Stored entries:
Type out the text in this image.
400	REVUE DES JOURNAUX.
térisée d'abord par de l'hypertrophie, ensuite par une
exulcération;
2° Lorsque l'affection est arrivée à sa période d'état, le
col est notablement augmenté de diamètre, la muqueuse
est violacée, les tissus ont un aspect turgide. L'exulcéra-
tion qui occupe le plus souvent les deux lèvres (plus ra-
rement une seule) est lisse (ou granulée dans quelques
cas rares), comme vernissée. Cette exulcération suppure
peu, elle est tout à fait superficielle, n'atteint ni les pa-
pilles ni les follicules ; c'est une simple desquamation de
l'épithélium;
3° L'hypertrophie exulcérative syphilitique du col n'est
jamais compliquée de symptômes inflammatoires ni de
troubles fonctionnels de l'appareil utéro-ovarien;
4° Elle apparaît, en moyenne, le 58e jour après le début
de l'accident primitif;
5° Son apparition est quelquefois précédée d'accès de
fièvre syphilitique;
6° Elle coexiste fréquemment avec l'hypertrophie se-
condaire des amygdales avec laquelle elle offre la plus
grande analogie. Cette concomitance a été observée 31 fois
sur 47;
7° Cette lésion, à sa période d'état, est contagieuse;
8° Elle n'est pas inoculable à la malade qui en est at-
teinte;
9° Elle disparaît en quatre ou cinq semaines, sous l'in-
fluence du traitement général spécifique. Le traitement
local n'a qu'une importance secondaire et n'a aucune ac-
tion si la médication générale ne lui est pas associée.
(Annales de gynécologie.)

What the task requires:
Write out every record, exactly as written.

Complete answer:
Type out the text in this image.
400	REVUE DES JOURNAUX.
térisée d'abord par de l'hypertrophie, ensuite par une
exulcération;
2° Lorsque l'affection est arrivée à sa période d'état, le
col est notablement augmenté de diamètre, la muqueuse
est violacée, les tissus ont un aspect turgide. L'exulcéra-
tion qui occupe le plus souvent les deux lèvres (plus ra-
rement une seule) est lisse (ou granulée dans quelques
cas rares), comme vernissée. Cette exulcération suppure
peu, elle est tout à fait superficielle, n'atteint ni les pa-
pilles ni les follicules ; c'est une simple desquamation de
l'épithélium;
3° L'hypertrophie exulcérative syphilitique du col n'est
jamais compliquée de symptômes inflammatoires ni de
troubles fonctionnels de l'appareil utéro-ovarien;
4° Elle apparaît, en moyenne, le 58e jour après le début
de l'accident primitif;
5° Son apparition est quelquefois précédée d'accès de
fièvre syphilitique;
6° Elle coexiste fréquemment avec l'hypertrophie se-
condaire des amygdales avec laquelle elle offre la plus
grande analogie. Cette concomitance a été observée 31 fois
sur 47;
7° Cette lésion, à sa période d'état, est contagieuse;
8° Elle n'est pas inoculable à la malade qui en est at-
teinte;
9° Elle disparaît en quatre ou cinq semaines, sous l'in-
fluence du traitement général spécifique. Le traitement
local n'a qu'une importance secondaire et n'a aucune ac-
tion si la médication générale ne lui est pas associée.
(Annales de gynécologie.)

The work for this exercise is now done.